■ **REQUEST**
Starting at the line that contains "x-label-sup: 1: [578, 1015, 588, 1031]" and ending at the line that contains "atom: H: [477, 16, 488, 33]", rewrite those lines of the listing with "x-tick-label" changed to "x-axis-tick" wherever it appears, leaving everything else the same.

───── INPUT MATERIAL ─────

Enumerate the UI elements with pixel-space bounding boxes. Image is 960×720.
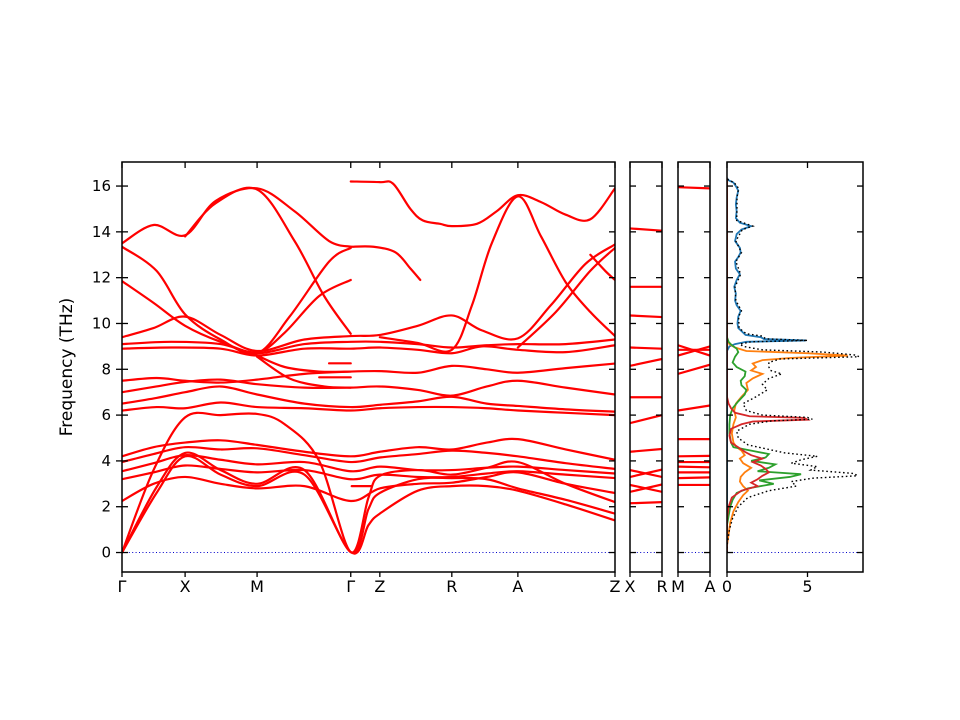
phonon-band-curve: [122, 454, 615, 555]
x-tick-label: X: [180, 577, 191, 596]
x-tick-label: Γ: [118, 577, 127, 596]
x-tick-label: M: [671, 577, 685, 596]
phonon-band-curve: [349, 245, 422, 282]
y-tick-label: 2: [101, 498, 111, 516]
y-tick-label: 6: [101, 406, 111, 424]
phonon-band-segment: [630, 346, 662, 350]
phonon-band-segment: [630, 314, 662, 319]
phonon-band-segment: [678, 363, 710, 375]
x-tick-label: R: [656, 577, 667, 596]
phonon-band-segment: [630, 414, 662, 425]
phonon-band-curve: [184, 186, 352, 335]
phonon-band-curve: [122, 401, 615, 417]
phonon-band-curve: [122, 362, 615, 384]
x-tick-label: M: [250, 577, 264, 596]
x-tick-label: Z: [610, 577, 621, 596]
phonon-band-segment: [630, 468, 662, 479]
phonon-band-segment: [678, 465, 710, 469]
y-tick-label: 16: [92, 177, 111, 195]
phonon-band-curve: [122, 451, 615, 554]
x-tick-label: A: [512, 577, 523, 596]
phonon-band-curve: [349, 180, 615, 228]
y-tick-label: 8: [101, 360, 111, 378]
axes-frame: [677, 161, 711, 573]
dos-species-1-curve: [727, 177, 806, 553]
phonon-band-curve: [122, 344, 615, 357]
phonon-band-segment: [678, 186, 710, 190]
phonon-band-curve: [122, 338, 615, 355]
axes-frame: [726, 161, 864, 573]
y-tick-label: 0: [101, 544, 111, 562]
phonon-band-curve: [255, 354, 352, 374]
dos-species-2-curve: [727, 178, 848, 553]
phonon-band-curve: [378, 195, 615, 353]
axes-frame: [629, 161, 663, 573]
x-tick-label: X: [625, 577, 636, 596]
phonon-band-segment: [630, 501, 662, 505]
axes-frame: [121, 161, 616, 573]
phonon-band-segment: [678, 476, 710, 480]
phonon-band-curve: [516, 246, 615, 349]
x-tick-label: Γ: [346, 577, 355, 596]
x-tick-label: A: [705, 577, 716, 596]
phonon-band-curve: [122, 437, 615, 461]
phonon-band-segment: [630, 357, 662, 367]
phonon-band-curve: [122, 243, 615, 353]
y-tick-label: 12: [92, 269, 111, 287]
dos-species-4-curve: [727, 178, 811, 553]
y-tick-label: 4: [101, 452, 111, 470]
phonon-band-curve: [122, 454, 615, 475]
phonon-band-curve: [255, 355, 352, 389]
phonon-band-segment: [630, 447, 662, 453]
x-tick-label: 5: [802, 577, 812, 596]
phonon-band-curve: [122, 411, 615, 554]
phonon-band-segment: [630, 227, 662, 232]
x-tick-label: R: [446, 577, 457, 596]
phonon-band-segment: [630, 483, 662, 493]
y-tick-label: 14: [92, 223, 111, 241]
phonon-band-segment: [678, 345, 710, 357]
phonon-band-curve: [122, 445, 615, 471]
phonon-band-curve: [122, 385, 615, 413]
y-tick-label: 10: [92, 314, 111, 332]
y-axis-label: Frequency (THz): [57, 298, 77, 437]
phonon-band-curve: [122, 245, 352, 356]
phonon-band-curve: [122, 464, 615, 481]
x-tick-label: 0: [722, 577, 732, 596]
dos-total-curve: [727, 178, 860, 553]
x-tick-label: Z: [374, 577, 385, 596]
phonon-band-segment: [678, 404, 710, 412]
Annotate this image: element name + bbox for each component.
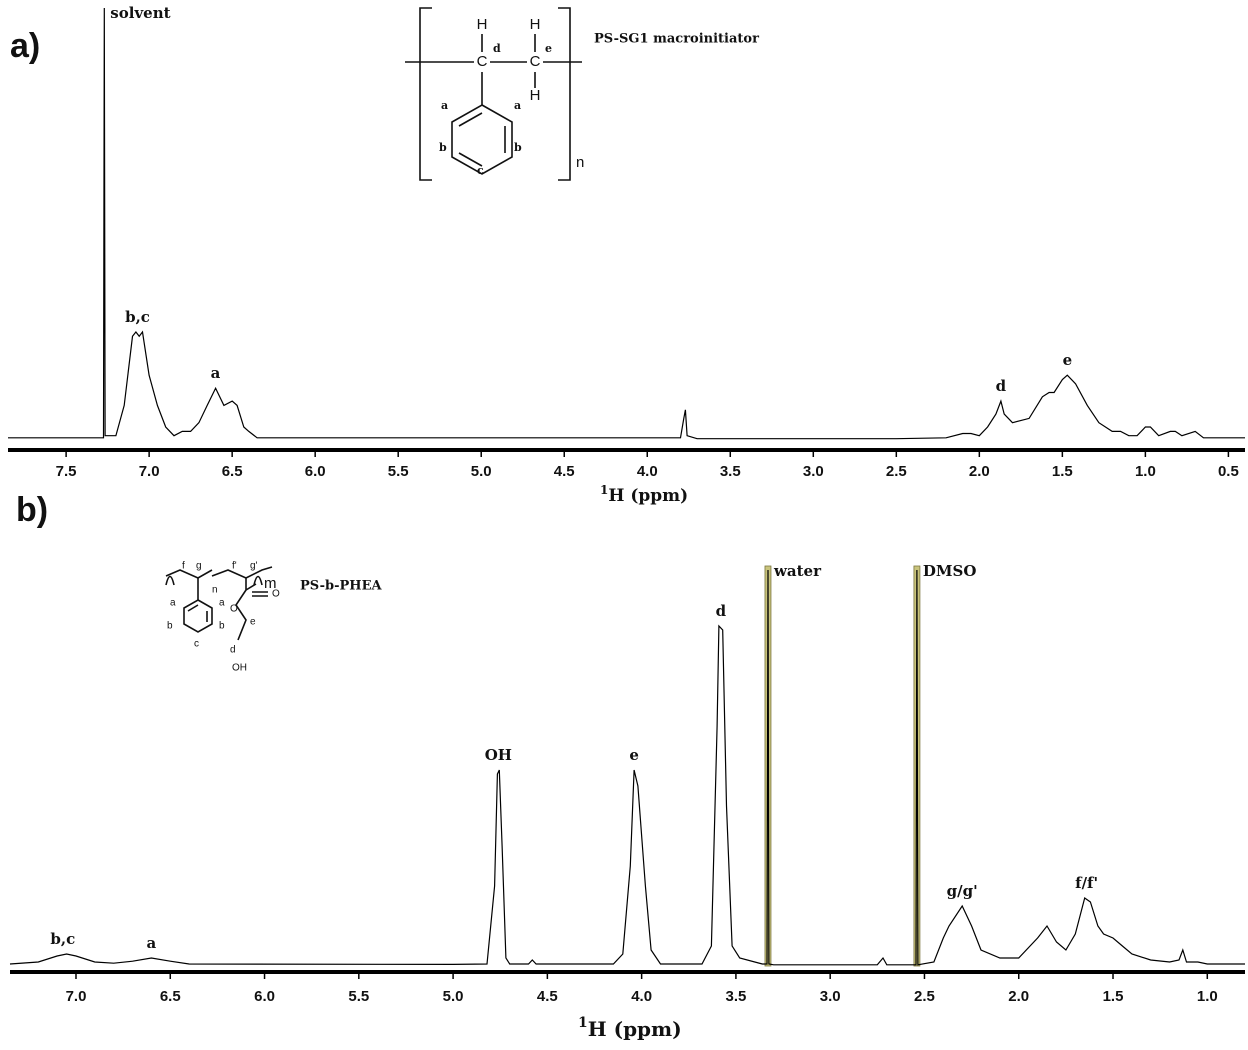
x-label-sup: 1: [578, 1015, 588, 1031]
x-tick-label: 0.5: [1218, 463, 1239, 480]
atom-label: a: [219, 598, 225, 609]
peak-label: d: [996, 377, 1007, 395]
atom: O: [230, 604, 238, 615]
subscript: n: [212, 585, 218, 596]
structure-b: f g f' g' n m O O a a b b c e d OH PS-b-…: [165, 561, 382, 674]
x-tick-label: 1.0: [1197, 988, 1218, 1005]
peak-label: a: [147, 934, 157, 952]
subscript: n: [576, 154, 584, 171]
atom-label: d: [230, 645, 236, 656]
x-tick-label: 5.5: [388, 463, 409, 480]
atom: H: [477, 16, 488, 33]
peak-label: f/f': [1075, 874, 1098, 892]
ring: [451, 104, 513, 175]
x-axis-label: 1H (ppm): [578, 1015, 682, 1041]
atom-label: a: [441, 99, 448, 112]
peak-label: e: [1063, 351, 1073, 369]
x-tick-label: 7.0: [139, 463, 160, 480]
panel-label: b): [16, 491, 48, 529]
peak-label: b,c: [125, 308, 150, 326]
x-label-sup: 1: [600, 483, 608, 497]
atom: C: [530, 53, 541, 70]
structure-a: H H C C d e H a a b b c n PS-SG1 macroin…: [405, 7, 759, 181]
x-tick-label: 4.0: [631, 988, 652, 1005]
atom-label: b: [219, 621, 225, 632]
structure-name: PS-SG1 macroinitiator: [594, 32, 759, 47]
peak-label: d: [716, 602, 727, 620]
x-tick-label: 2.0: [1008, 988, 1029, 1005]
peak-label: DMSO: [923, 562, 977, 580]
x-tick-label: 5.0: [443, 988, 464, 1005]
atom: H: [530, 16, 541, 33]
bond: [165, 566, 273, 586]
peak-label: OH: [485, 746, 512, 764]
bond: [197, 578, 268, 641]
bracket: [419, 7, 571, 181]
atom-label: c: [477, 164, 484, 177]
x-tick-label: 3.0: [820, 988, 841, 1005]
x-tick-label: 1.5: [1103, 988, 1124, 1005]
atom-label: f': [232, 561, 237, 572]
x-tick-label: 7.5: [56, 463, 77, 480]
atom-label: b: [439, 141, 447, 154]
atom-label: g: [196, 561, 202, 572]
x-label-text: H (ppm): [588, 1017, 682, 1041]
panel-label: a): [10, 27, 40, 65]
spectrum: [9, 569, 1245, 966]
x-tick-label: 2.5: [886, 463, 907, 480]
x-tick-label: 6.5: [160, 988, 181, 1005]
peak-label: b,c: [50, 930, 75, 948]
x-tick-label: 4.5: [537, 988, 558, 1005]
atom: C: [477, 53, 488, 70]
subscript: m: [264, 575, 277, 592]
peak-label: e: [629, 746, 639, 764]
x-tick-label: 7.0: [66, 988, 87, 1005]
atom: H: [530, 87, 541, 104]
peak-label: solvent: [110, 4, 170, 22]
atom-label: c: [194, 639, 199, 650]
x-tick-label: 4.0: [637, 463, 658, 480]
bond: [405, 34, 582, 105]
spectrum: [8, 7, 1245, 440]
x-tick-label: 1.5: [1052, 463, 1073, 480]
atom-label: b: [514, 141, 522, 154]
x-tick-label: 3.5: [720, 463, 741, 480]
atom: O: [272, 589, 280, 600]
atom: OH: [232, 663, 247, 674]
x-tick-label: 3.5: [725, 988, 746, 1005]
x-tick-label: 5.5: [348, 988, 369, 1005]
x-axis-label: 1H (ppm): [600, 483, 688, 506]
atom-label: g': [250, 561, 258, 572]
atom-label: a: [514, 99, 521, 112]
structure-name: PS-b-PHEA: [300, 579, 382, 594]
peak-label: water: [773, 562, 822, 580]
x-tick-label: 4.5: [554, 463, 575, 480]
peak-label: a: [211, 364, 221, 382]
x-tick-label: 2.0: [969, 463, 990, 480]
x-tick-label: 1.0: [1135, 463, 1156, 480]
atom-label: e: [545, 42, 552, 55]
atom-label: b: [167, 621, 173, 632]
atom-label: d: [493, 42, 501, 55]
x-tick-label: 6.0: [254, 988, 275, 1005]
peak-label: g/g': [947, 882, 978, 900]
x-tick-label: 6.0: [305, 463, 326, 480]
x-tick-label: 6.5: [222, 463, 243, 480]
ring: [183, 599, 213, 633]
x-tick-label: 3.0: [803, 463, 824, 480]
atom-label: a: [170, 598, 176, 609]
atom-label: f: [182, 561, 185, 572]
x-label-text: H (ppm): [608, 486, 688, 506]
x-tick-label: 2.5: [914, 988, 935, 1005]
x-tick-label: 5.0: [471, 463, 492, 480]
atom-label: e: [250, 617, 256, 628]
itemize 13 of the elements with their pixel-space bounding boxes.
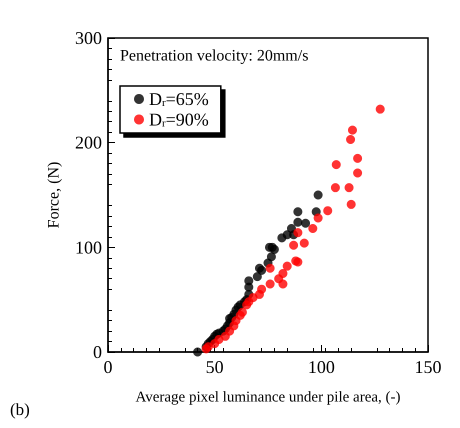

─────

■ **OUTPUT**
x-label-sup: 1: [578, 1015, 588, 1031]
x-axis-tick: 0.5: [1218, 463, 1239, 480]
atom-label: a: [219, 598, 225, 609]
peak-label: d: [996, 377, 1007, 395]
atom: O: [230, 604, 238, 615]
subscript: n: [212, 585, 218, 596]
structure-b: f g f' g' n m O O a a b b c e d OH PS-b-…: [165, 561, 382, 674]
x-axis-tick: 1.0: [1197, 988, 1218, 1005]
peak-label: a: [147, 934, 157, 952]
subscript: n: [576, 154, 584, 171]
atom-label: d: [230, 645, 236, 656]
x-axis-tick: 5.5: [388, 463, 409, 480]
atom: H: [477, 16, 488, 33]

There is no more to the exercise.